■ **INFORMATION SUPPLIED**
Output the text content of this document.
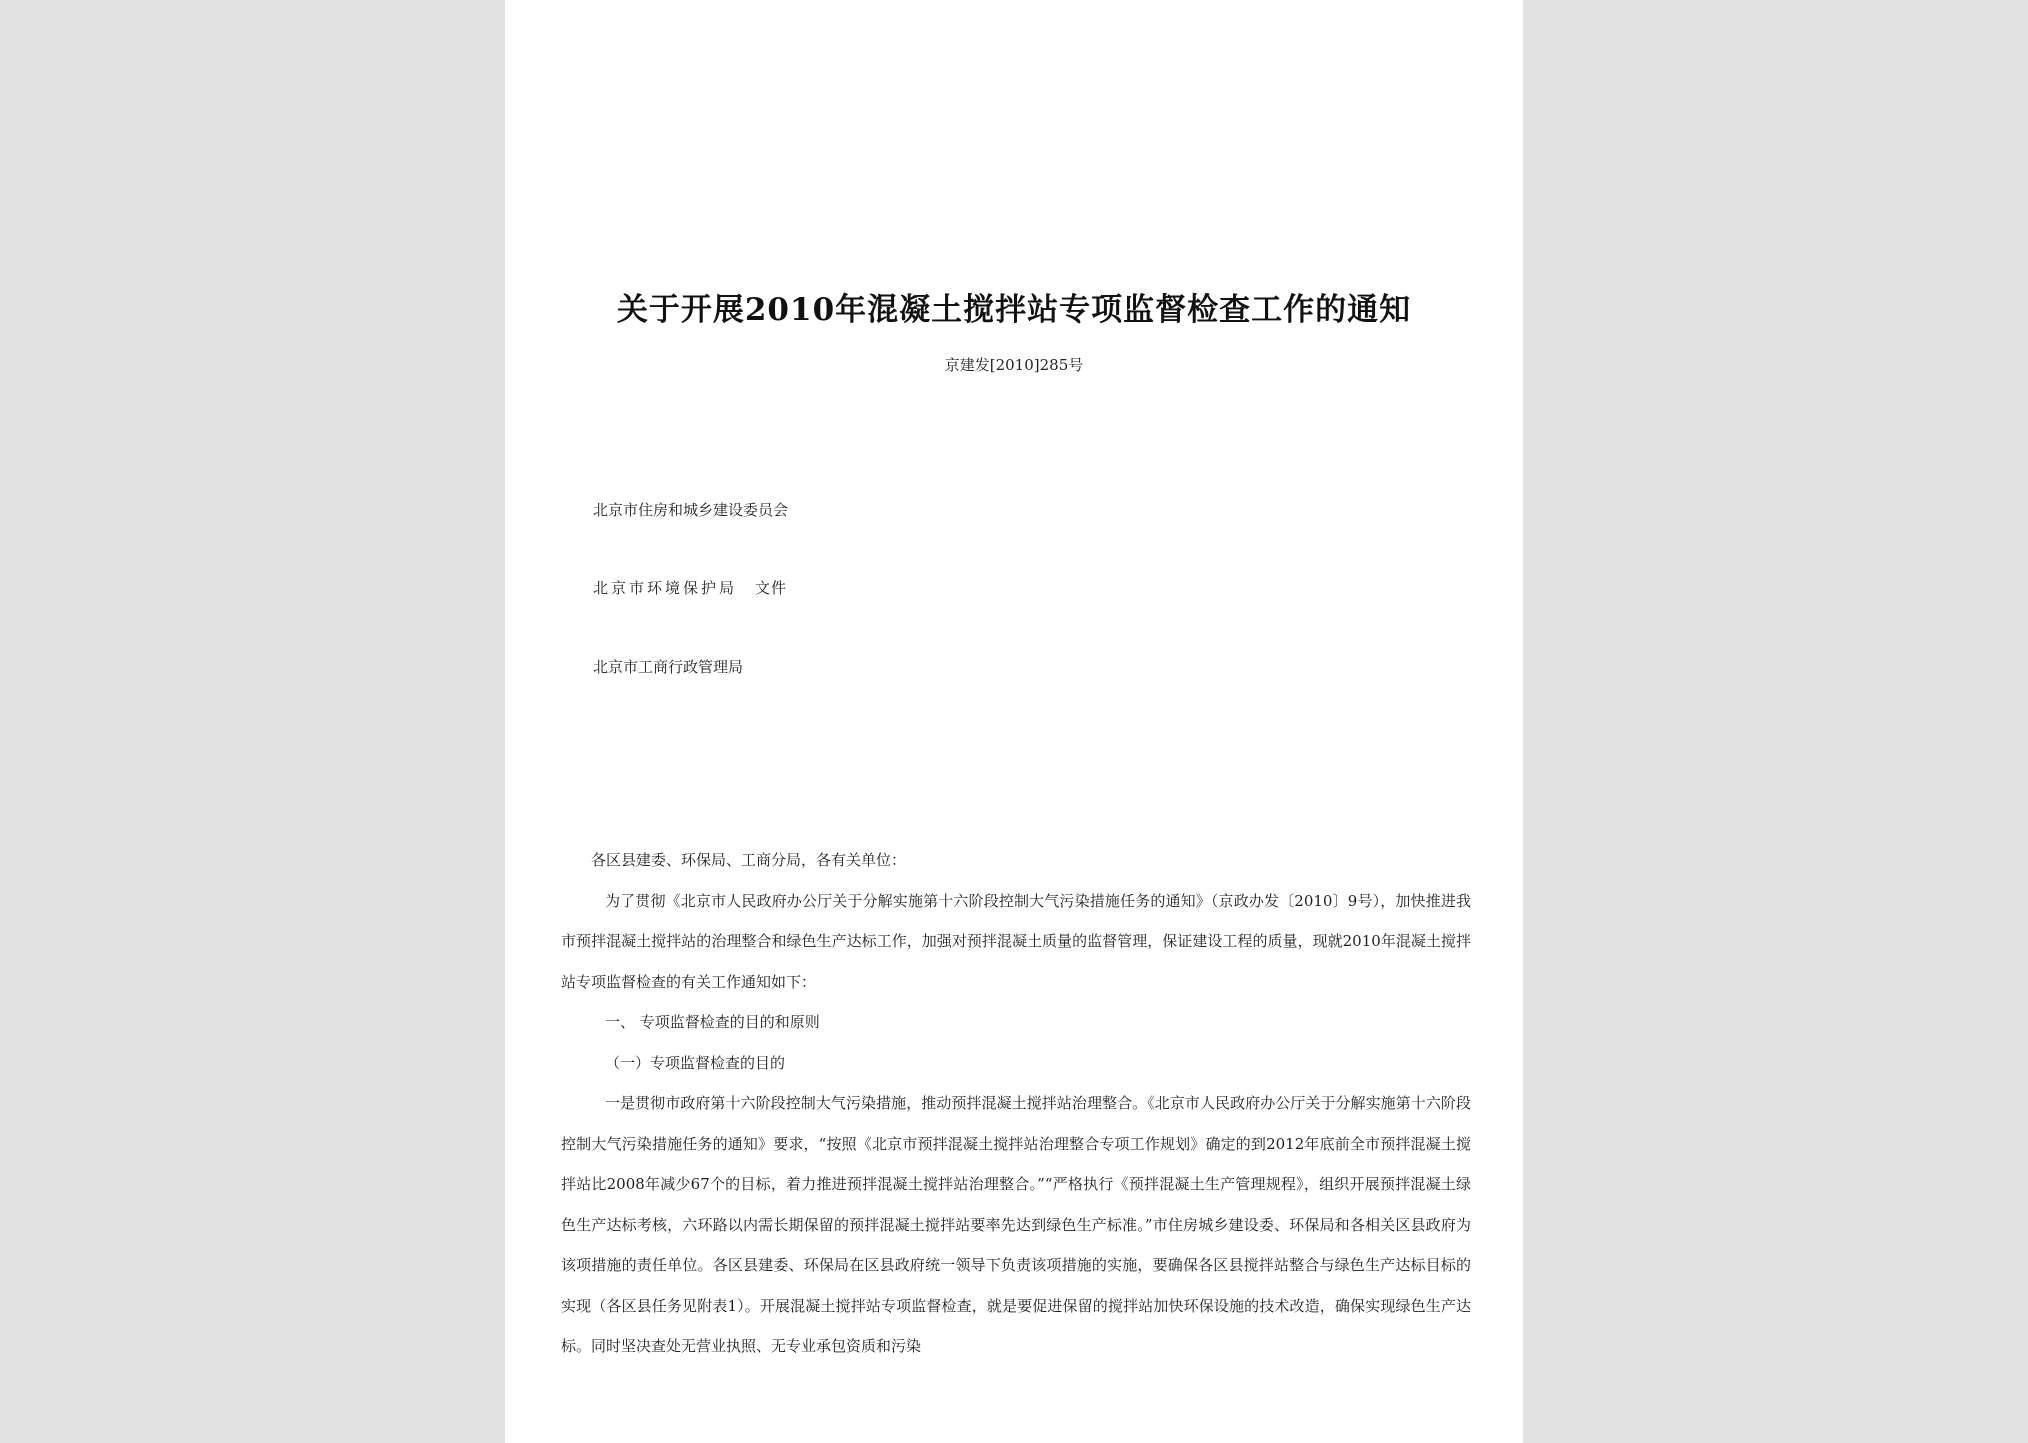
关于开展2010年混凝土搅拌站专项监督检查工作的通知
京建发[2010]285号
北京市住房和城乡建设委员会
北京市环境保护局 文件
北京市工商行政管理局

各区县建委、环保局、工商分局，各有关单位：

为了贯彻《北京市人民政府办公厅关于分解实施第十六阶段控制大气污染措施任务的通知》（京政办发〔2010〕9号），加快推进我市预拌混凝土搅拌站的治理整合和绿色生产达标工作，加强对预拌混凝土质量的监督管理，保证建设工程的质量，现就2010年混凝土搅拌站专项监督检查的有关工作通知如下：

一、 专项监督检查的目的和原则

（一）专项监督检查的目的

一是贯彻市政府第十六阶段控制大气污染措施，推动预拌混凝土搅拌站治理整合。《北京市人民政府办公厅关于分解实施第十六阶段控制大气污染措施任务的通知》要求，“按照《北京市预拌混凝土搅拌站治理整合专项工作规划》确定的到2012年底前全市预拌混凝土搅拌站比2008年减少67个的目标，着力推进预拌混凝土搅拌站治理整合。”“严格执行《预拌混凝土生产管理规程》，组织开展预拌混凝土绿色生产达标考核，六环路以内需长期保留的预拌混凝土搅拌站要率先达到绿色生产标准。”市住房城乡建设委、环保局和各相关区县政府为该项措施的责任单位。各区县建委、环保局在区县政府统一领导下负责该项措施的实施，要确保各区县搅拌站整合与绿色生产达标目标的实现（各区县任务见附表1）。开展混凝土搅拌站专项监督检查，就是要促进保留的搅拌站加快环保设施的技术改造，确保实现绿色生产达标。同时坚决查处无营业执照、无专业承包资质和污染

■ **DIRECTIONS FOR THIS TASK**
Restate the whole listing above exactly, except for its images.

■ **CORRECT ANSWER**
Output the text content of this document.
关于开展2010年混凝土搅拌站专项监督检查工作的通知
京建发[2010]285号
北京市住房和城乡建设委员会
北京市环境保护局 文件
北京市工商行政管理局

各区县建委、环保局、工商分局，各有关单位：

为了贯彻《北京市人民政府办公厅关于分解实施第十六阶段控制大气污染措施任务的通知》（京政办发〔2010〕9号），加快推进我市预拌混凝土搅拌站的治理整合和绿色生产达标工作，加强对预拌混凝土质量的监督管理，保证建设工程的质量，现就2010年混凝土搅拌站专项监督检查的有关工作通知如下：

一、 专项监督检查的目的和原则

（一）专项监督检查的目的

一是贯彻市政府第十六阶段控制大气污染措施，推动预拌混凝土搅拌站治理整合。《北京市人民政府办公厅关于分解实施第十六阶段控制大气污染措施任务的通知》要求，“按照《北京市预拌混凝土搅拌站治理整合专项工作规划》确定的到2012年底前全市预拌混凝土搅拌站比2008年减少67个的目标，着力推进预拌混凝土搅拌站治理整合。”“严格执行《预拌混凝土生产管理规程》，组织开展预拌混凝土绿色生产达标考核，六环路以内需长期保留的预拌混凝土搅拌站要率先达到绿色生产标准。”市住房城乡建设委、环保局和各相关区县政府为该项措施的责任单位。各区县建委、环保局在区县政府统一领导下负责该项措施的实施，要确保各区县搅拌站整合与绿色生产达标目标的实现（各区县任务见附表1）。开展混凝土搅拌站专项监督检查，就是要促进保留的搅拌站加快环保设施的技术改造，确保实现绿色生产达标。同时坚决查处无营业执照、无专业承包资质和污染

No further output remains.